::: Exercise material :::

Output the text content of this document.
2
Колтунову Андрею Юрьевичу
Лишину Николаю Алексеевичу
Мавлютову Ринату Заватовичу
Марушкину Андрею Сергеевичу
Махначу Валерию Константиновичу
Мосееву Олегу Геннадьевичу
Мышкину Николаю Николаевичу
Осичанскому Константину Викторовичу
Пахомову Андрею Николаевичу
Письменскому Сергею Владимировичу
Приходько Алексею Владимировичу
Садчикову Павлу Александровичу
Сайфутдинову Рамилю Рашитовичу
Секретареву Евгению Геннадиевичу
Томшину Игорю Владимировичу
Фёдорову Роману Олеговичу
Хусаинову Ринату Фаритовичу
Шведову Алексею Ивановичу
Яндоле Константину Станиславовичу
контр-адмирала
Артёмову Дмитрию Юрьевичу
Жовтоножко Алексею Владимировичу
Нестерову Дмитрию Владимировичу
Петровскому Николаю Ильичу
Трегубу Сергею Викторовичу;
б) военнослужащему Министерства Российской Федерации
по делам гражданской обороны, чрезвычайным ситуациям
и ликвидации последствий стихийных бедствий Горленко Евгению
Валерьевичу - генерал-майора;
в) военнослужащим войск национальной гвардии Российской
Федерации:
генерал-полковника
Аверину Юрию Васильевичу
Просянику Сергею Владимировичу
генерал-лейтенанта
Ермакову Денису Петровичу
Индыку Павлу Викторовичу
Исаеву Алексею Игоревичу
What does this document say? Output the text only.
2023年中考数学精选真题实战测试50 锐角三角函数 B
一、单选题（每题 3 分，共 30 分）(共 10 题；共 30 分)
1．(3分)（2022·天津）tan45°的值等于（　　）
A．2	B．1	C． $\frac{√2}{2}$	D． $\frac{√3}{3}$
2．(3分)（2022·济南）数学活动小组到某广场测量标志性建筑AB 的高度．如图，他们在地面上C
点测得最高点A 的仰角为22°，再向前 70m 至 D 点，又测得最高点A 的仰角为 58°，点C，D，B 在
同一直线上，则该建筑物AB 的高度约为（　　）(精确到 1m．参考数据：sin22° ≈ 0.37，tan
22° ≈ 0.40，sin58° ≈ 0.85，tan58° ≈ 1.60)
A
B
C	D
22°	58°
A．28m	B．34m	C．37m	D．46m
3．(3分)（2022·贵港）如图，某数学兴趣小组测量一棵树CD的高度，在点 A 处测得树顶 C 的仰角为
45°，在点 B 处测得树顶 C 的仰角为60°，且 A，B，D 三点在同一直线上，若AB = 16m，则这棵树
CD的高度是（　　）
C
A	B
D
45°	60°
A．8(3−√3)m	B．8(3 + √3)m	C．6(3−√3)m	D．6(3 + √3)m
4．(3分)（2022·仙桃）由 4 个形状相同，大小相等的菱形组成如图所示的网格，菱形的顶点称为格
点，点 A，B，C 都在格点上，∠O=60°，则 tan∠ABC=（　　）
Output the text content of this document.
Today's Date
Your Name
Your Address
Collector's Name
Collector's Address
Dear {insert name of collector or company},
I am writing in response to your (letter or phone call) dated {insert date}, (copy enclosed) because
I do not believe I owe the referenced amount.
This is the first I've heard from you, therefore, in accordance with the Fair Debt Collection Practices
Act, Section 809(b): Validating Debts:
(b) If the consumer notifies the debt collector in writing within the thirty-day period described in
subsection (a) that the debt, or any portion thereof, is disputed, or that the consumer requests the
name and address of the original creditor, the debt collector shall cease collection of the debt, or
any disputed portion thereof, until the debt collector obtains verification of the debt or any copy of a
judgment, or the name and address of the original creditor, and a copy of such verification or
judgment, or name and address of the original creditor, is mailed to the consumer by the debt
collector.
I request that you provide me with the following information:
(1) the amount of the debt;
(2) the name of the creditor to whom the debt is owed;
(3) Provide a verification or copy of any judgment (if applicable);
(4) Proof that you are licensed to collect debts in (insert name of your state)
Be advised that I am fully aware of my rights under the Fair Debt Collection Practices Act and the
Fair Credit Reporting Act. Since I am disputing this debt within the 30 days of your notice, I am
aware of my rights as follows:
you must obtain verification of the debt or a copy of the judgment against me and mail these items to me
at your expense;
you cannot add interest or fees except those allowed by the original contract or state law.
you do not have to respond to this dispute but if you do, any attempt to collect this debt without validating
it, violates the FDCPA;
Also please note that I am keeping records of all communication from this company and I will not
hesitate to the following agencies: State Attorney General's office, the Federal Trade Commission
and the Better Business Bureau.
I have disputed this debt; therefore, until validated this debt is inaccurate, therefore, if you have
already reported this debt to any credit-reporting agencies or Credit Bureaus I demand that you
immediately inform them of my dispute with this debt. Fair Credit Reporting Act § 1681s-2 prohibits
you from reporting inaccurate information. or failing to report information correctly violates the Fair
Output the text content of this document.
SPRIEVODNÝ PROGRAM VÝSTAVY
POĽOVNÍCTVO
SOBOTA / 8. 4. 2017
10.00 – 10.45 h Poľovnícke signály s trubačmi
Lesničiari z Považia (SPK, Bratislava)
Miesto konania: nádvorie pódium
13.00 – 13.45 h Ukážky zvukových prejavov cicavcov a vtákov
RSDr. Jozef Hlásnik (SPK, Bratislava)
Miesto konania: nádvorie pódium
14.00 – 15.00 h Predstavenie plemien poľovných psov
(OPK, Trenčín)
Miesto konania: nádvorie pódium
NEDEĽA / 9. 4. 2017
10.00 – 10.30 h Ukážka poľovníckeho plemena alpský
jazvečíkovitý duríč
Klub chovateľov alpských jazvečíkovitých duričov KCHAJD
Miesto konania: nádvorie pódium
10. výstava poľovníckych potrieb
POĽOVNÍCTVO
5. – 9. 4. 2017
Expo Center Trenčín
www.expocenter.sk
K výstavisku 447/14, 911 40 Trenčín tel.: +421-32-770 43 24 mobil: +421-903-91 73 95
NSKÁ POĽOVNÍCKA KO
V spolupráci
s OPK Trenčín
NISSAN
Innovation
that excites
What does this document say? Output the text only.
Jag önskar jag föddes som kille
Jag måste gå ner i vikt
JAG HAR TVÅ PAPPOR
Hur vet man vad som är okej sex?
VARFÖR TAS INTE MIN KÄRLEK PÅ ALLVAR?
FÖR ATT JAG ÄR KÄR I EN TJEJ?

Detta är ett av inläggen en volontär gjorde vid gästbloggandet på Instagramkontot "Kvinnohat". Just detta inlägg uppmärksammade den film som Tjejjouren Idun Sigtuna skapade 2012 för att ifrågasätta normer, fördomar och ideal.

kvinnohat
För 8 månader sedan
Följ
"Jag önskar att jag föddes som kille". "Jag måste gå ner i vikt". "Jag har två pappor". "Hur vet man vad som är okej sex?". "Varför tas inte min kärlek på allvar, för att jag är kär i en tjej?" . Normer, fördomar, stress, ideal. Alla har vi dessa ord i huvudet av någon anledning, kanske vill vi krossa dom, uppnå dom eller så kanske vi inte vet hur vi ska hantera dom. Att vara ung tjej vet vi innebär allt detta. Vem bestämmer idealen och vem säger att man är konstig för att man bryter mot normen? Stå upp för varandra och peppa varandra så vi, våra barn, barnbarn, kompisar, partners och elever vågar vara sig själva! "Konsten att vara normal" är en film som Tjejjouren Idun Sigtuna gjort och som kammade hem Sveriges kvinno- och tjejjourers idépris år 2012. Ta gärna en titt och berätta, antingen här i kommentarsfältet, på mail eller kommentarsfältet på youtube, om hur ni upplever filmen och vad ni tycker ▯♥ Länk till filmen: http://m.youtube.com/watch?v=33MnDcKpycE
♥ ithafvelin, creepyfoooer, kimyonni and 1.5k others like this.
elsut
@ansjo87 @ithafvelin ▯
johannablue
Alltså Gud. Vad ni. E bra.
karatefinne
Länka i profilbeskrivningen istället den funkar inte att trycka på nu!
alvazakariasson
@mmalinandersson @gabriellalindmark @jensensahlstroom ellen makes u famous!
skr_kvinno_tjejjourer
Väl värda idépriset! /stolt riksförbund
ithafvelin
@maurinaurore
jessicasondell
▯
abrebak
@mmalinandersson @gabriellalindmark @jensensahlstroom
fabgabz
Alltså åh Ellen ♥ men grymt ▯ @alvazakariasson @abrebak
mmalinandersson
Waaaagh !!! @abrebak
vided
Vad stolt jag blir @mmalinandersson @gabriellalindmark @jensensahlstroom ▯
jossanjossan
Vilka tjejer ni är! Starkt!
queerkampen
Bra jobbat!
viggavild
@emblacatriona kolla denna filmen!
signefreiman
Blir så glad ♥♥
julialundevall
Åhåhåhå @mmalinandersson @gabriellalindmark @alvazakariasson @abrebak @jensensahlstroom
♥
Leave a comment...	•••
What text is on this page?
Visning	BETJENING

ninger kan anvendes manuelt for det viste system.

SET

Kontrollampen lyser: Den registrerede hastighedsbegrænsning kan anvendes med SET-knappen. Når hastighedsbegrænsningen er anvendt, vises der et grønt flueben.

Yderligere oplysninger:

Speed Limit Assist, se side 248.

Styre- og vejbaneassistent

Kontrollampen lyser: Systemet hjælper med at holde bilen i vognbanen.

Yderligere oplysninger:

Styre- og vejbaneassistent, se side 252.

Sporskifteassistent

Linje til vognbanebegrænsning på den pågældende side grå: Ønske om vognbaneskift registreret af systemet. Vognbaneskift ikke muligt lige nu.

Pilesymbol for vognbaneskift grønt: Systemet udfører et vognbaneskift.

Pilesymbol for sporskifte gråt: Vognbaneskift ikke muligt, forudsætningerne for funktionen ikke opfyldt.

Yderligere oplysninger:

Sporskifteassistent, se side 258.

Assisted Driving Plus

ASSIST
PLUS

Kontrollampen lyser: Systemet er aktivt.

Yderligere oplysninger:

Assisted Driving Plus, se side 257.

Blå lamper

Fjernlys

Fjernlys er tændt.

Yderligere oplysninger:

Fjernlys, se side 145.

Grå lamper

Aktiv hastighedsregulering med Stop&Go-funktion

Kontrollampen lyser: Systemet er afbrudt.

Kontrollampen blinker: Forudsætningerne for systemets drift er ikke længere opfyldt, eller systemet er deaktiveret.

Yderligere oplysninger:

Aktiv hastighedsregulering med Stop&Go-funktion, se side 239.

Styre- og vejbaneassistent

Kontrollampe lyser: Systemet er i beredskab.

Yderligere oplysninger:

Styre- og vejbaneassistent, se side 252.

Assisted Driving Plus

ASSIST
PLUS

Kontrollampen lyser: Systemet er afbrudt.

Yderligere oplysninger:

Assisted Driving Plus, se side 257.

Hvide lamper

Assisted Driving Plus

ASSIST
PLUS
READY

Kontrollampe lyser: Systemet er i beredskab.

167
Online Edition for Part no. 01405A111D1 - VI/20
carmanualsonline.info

:::

• Challenge
Select and copy every line of the material that holds the string "Константину".

• Full solution
Осичанскому Константину Викторовичу
Яндоле Константину Станиславовичу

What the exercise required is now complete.